Task directions
Can you pull out each line of the data below that includes the word "parcelas"?

Data extract
--- begin ---

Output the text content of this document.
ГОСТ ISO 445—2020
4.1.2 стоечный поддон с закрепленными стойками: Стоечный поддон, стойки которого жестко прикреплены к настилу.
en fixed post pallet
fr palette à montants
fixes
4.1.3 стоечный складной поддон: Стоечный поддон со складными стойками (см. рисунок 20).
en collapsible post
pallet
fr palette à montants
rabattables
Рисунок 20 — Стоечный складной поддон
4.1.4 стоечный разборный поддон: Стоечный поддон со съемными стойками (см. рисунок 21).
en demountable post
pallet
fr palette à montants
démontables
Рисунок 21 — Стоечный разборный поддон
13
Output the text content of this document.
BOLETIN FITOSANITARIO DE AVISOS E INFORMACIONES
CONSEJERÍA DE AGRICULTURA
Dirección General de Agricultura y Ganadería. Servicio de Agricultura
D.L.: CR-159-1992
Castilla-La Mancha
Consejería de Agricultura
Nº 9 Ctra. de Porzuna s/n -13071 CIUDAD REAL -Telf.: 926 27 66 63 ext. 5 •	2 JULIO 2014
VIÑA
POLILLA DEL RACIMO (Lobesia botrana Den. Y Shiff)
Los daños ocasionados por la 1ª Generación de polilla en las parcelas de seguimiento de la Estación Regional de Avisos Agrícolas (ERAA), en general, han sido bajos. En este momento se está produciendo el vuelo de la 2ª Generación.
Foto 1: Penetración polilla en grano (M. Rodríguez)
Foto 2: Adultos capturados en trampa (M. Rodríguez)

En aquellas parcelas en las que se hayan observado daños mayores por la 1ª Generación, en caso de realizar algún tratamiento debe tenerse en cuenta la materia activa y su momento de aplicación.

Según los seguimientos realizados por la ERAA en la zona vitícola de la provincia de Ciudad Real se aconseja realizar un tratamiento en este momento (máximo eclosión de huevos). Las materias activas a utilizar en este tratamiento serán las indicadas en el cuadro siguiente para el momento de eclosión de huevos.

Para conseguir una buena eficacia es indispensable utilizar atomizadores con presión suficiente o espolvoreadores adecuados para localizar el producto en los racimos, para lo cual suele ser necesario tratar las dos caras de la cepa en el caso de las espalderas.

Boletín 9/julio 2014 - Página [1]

--- end ---

Output for this task
Los daños ocasionados por la 1ª Generación de polilla en las parcelas de seguimiento de la Estación Regional de Avisos Agrícolas (ERAA), en general, han sido bajos. En este momento se está produciendo el vuelo de la 2ª Generación.
En aquellas parcelas en las que se hayan observado daños mayores por la 1ª Generación, en caso de realizar algún tratamiento debe tenerse en cuenta la materia activa y su momento de aplicación.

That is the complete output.